### INPUT FOR THIS TASK
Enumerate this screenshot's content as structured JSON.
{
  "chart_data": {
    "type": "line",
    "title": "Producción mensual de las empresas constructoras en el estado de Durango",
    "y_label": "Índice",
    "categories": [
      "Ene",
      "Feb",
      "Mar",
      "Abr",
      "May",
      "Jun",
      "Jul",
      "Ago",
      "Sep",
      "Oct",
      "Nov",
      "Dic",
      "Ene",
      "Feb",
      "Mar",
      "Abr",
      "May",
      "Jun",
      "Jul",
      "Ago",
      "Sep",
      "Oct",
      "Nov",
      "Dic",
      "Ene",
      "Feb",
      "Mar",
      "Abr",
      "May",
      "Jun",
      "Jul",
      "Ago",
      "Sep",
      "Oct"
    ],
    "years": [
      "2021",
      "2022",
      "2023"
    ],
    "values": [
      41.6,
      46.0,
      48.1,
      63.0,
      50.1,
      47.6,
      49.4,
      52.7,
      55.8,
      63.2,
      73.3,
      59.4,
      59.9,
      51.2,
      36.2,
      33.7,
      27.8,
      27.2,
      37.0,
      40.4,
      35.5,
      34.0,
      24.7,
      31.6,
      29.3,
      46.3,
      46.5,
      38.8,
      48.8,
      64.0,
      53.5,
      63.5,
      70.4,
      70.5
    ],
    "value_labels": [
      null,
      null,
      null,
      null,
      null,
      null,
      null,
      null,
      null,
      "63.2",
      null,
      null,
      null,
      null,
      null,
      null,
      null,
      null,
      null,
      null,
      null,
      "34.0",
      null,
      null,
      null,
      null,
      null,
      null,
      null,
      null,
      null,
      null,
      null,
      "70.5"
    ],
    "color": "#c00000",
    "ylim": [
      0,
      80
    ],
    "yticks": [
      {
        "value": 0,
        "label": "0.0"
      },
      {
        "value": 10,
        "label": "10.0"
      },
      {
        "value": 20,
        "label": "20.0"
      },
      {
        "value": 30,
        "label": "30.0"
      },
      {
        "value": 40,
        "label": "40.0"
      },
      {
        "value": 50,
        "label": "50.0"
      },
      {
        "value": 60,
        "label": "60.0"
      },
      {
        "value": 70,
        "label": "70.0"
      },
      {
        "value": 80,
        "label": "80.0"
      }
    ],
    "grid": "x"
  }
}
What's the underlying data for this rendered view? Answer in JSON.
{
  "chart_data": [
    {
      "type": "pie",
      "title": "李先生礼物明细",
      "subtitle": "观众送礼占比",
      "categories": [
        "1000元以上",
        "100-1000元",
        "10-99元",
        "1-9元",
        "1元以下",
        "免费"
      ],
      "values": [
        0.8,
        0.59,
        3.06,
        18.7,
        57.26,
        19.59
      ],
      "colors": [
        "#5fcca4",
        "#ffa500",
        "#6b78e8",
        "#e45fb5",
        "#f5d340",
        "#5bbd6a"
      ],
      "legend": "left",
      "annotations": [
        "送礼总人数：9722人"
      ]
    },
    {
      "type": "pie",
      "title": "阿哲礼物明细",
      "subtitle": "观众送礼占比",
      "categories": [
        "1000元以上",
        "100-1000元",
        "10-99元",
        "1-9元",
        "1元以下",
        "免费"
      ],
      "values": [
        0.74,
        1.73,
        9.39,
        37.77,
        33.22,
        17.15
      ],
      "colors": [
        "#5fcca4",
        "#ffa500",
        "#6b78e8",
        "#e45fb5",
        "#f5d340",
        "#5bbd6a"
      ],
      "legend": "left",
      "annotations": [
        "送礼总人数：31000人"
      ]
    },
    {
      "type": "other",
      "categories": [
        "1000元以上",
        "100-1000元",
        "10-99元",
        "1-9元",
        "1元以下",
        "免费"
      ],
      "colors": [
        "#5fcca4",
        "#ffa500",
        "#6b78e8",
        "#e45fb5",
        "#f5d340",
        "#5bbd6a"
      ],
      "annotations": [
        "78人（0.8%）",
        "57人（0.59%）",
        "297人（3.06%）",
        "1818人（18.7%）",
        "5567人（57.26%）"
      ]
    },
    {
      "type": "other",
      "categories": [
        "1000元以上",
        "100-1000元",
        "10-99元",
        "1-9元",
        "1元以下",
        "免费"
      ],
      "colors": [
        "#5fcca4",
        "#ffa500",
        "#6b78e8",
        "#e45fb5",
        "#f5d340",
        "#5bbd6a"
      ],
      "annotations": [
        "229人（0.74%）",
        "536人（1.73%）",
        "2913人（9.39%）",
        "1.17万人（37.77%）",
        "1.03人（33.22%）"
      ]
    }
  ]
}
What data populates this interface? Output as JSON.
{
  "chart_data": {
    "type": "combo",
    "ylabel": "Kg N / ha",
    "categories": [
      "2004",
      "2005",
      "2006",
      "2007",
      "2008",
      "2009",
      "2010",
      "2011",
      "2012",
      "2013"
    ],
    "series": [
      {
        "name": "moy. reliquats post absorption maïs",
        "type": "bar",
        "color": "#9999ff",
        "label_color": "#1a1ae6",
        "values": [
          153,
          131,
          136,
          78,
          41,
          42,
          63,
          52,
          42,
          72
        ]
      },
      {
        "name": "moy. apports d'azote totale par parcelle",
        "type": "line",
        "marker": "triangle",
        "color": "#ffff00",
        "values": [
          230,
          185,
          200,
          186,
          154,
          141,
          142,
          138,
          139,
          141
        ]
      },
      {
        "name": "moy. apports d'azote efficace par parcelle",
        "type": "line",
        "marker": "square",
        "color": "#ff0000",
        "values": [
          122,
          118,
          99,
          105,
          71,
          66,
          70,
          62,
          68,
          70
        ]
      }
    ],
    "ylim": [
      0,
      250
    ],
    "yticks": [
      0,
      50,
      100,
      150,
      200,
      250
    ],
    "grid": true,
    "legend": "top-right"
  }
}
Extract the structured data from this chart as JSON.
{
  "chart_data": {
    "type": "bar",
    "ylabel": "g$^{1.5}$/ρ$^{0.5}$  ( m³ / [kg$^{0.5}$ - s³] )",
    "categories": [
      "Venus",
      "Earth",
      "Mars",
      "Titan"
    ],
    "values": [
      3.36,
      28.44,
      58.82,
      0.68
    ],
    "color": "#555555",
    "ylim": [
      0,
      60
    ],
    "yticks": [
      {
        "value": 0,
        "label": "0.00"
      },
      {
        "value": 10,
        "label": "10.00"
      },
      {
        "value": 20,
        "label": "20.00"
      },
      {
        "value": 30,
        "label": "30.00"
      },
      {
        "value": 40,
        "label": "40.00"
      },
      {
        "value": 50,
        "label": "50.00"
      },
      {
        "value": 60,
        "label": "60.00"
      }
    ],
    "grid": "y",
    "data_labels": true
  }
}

### WORK REQUIRED
Output the listing above word for word.

### SOLUTION TO THIS TASK
Enumerate this screenshot's content as structured JSON.
{
  "chart_data": {
    "type": "line",
    "title": "Producción mensual de las empresas constructoras en el estado de Durango",
    "y_label": "Índice",
    "categories": [
      "Ene",
      "Feb",
      "Mar",
      "Abr",
      "May",
      "Jun",
      "Jul",
      "Ago",
      "Sep",
      "Oct",
      "Nov",
      "Dic",
      "Ene",
      "Feb",
      "Mar",
      "Abr",
      "May",
      "Jun",
      "Jul",
      "Ago",
      "Sep",
      "Oct",
      "Nov",
      "Dic",
      "Ene",
      "Feb",
      "Mar",
      "Abr",
      "May",
      "Jun",
      "Jul",
      "Ago",
      "Sep",
      "Oct"
    ],
    "years": [
      "2021",
      "2022",
      "2023"
    ],
    "values": [
      41.6,
      46.0,
      48.1,
      63.0,
      50.1,
      47.6,
      49.4,
      52.7,
      55.8,
      63.2,
      73.3,
      59.4,
      59.9,
      51.2,
      36.2,
      33.7,
      27.8,
      27.2,
      37.0,
      40.4,
      35.5,
      34.0,
      24.7,
      31.6,
      29.3,
      46.3,
      46.5,
      38.8,
      48.8,
      64.0,
      53.5,
      63.5,
      70.4,
      70.5
    ],
    "value_labels": [
      null,
      null,
      null,
      null,
      null,
      null,
      null,
      null,
      null,
      "63.2",
      null,
      null,
      null,
      null,
      null,
      null,
      null,
      null,
      null,
      null,
      null,
      "34.0",
      null,
      null,
      null,
      null,
      null,
      null,
      null,
      null,
      null,
      null,
      null,
      "70.5"
    ],
    "color": "#c00000",
    "ylim": [
      0,
      80
    ],
    "yticks": [
      {
        "value": 0,
        "label": "0.0"
      },
      {
        "value": 10,
        "label": "10.0"
      },
      {
        "value": 20,
        "label": "20.0"
      },
      {
        "value": 30,
        "label": "30.0"
      },
      {
        "value": 40,
        "label": "40.0"
      },
      {
        "value": 50,
        "label": "50.0"
      },
      {
        "value": 60,
        "label": "60.0"
      },
      {
        "value": 70,
        "label": "70.0"
      },
      {
        "value": 80,
        "label": "80.0"
      }
    ],
    "grid": "x"
  }
}
What's the underlying data for this rendered view? Answer in JSON.
{
  "chart_data": [
    {
      "type": "pie",
      "title": "李先生礼物明细",
      "subtitle": "观众送礼占比",
      "categories": [
        "1000元以上",
        "100-1000元",
        "10-99元",
        "1-9元",
        "1元以下",
        "免费"
      ],
      "values": [
        0.8,
        0.59,
        3.06,
        18.7,
        57.26,
        19.59
      ],
      "colors": [
        "#5fcca4",
        "#ffa500",
        "#6b78e8",
        "#e45fb5",
        "#f5d340",
        "#5bbd6a"
      ],
      "legend": "left",
      "annotations": [
        "送礼总人数：9722人"
      ]
    },
    {
      "type": "pie",
      "title": "阿哲礼物明细",
      "subtitle": "观众送礼占比",
      "categories": [
        "1000元以上",
        "100-1000元",
        "10-99元",
        "1-9元",
        "1元以下",
        "免费"
      ],
      "values": [
        0.74,
        1.73,
        9.39,
        37.77,
        33.22,
        17.15
      ],
      "colors": [
        "#5fcca4",
        "#ffa500",
        "#6b78e8",
        "#e45fb5",
        "#f5d340",
        "#5bbd6a"
      ],
      "legend": "left",
      "annotations": [
        "送礼总人数：31000人"
      ]
    },
    {
      "type": "other",
      "categories": [
        "1000元以上",
        "100-1000元",
        "10-99元",
        "1-9元",
        "1元以下",
        "免费"
      ],
      "colors": [
        "#5fcca4",
        "#ffa500",
        "#6b78e8",
        "#e45fb5",
        "#f5d340",
        "#5bbd6a"
      ],
      "annotations": [
        "78人（0.8%）",
        "57人（0.59%）",
        "297人（3.06%）",
        "1818人（18.7%）",
        "5567人（57.26%）"
      ]
    },
    {
      "type": "other",
      "categories": [
        "1000元以上",
        "100-1000元",
        "10-99元",
        "1-9元",
        "1元以下",
        "免费"
      ],
      "colors": [
        "#5fcca4",
        "#ffa500",
        "#6b78e8",
        "#e45fb5",
        "#f5d340",
        "#5bbd6a"
      ],
      "annotations": [
        "229人（0.74%）",
        "536人（1.73%）",
        "2913人（9.39%）",
        "1.17万人（37.77%）",
        "1.03人（33.22%）"
      ]
    }
  ]
}
What data populates this interface? Output as JSON.
{
  "chart_data": {
    "type": "combo",
    "ylabel": "Kg N / ha",
    "categories": [
      "2004",
      "2005",
      "2006",
      "2007",
      "2008",
      "2009",
      "2010",
      "2011",
      "2012",
      "2013"
    ],
    "series": [
      {
        "name": "moy. reliquats post absorption maïs",
        "type": "bar",
        "color": "#9999ff",
        "label_color": "#1a1ae6",
        "values": [
          153,
          131,
          136,
          78,
          41,
          42,
          63,
          52,
          42,
          72
        ]
      },
      {
        "name": "moy. apports d'azote totale par parcelle",
        "type": "line",
        "marker": "triangle",
        "color": "#ffff00",
        "values": [
          230,
          185,
          200,
          186,
          154,
          141,
          142,
          138,
          139,
          141
        ]
      },
      {
        "name": "moy. apports d'azote efficace par parcelle",
        "type": "line",
        "marker": "square",
        "color": "#ff0000",
        "values": [
          122,
          118,
          99,
          105,
          71,
          66,
          70,
          62,
          68,
          70
        ]
      }
    ],
    "ylim": [
      0,
      250
    ],
    "yticks": [
      0,
      50,
      100,
      150,
      200,
      250
    ],
    "grid": true,
    "legend": "top-right"
  }
}
Extract the structured data from this chart as JSON.
{
  "chart_data": {
    "type": "bar",
    "ylabel": "g$^{1.5}$/ρ$^{0.5}$  ( m³ / [kg$^{0.5}$ - s³] )",
    "categories": [
      "Venus",
      "Earth",
      "Mars",
      "Titan"
    ],
    "values": [
      3.36,
      28.44,
      58.82,
      0.68
    ],
    "color": "#555555",
    "ylim": [
      0,
      60
    ],
    "yticks": [
      {
        "value": 0,
        "label": "0.00"
      },
      {
        "value": 10,
        "label": "10.00"
      },
      {
        "value": 20,
        "label": "20.00"
      },
      {
        "value": 30,
        "label": "30.00"
      },
      {
        "value": 40,
        "label": "40.00"
      },
      {
        "value": 50,
        "label": "50.00"
      },
      {
        "value": 60,
        "label": "60.00"
      }
    ],
    "grid": "y",
    "data_labels": true
  }
}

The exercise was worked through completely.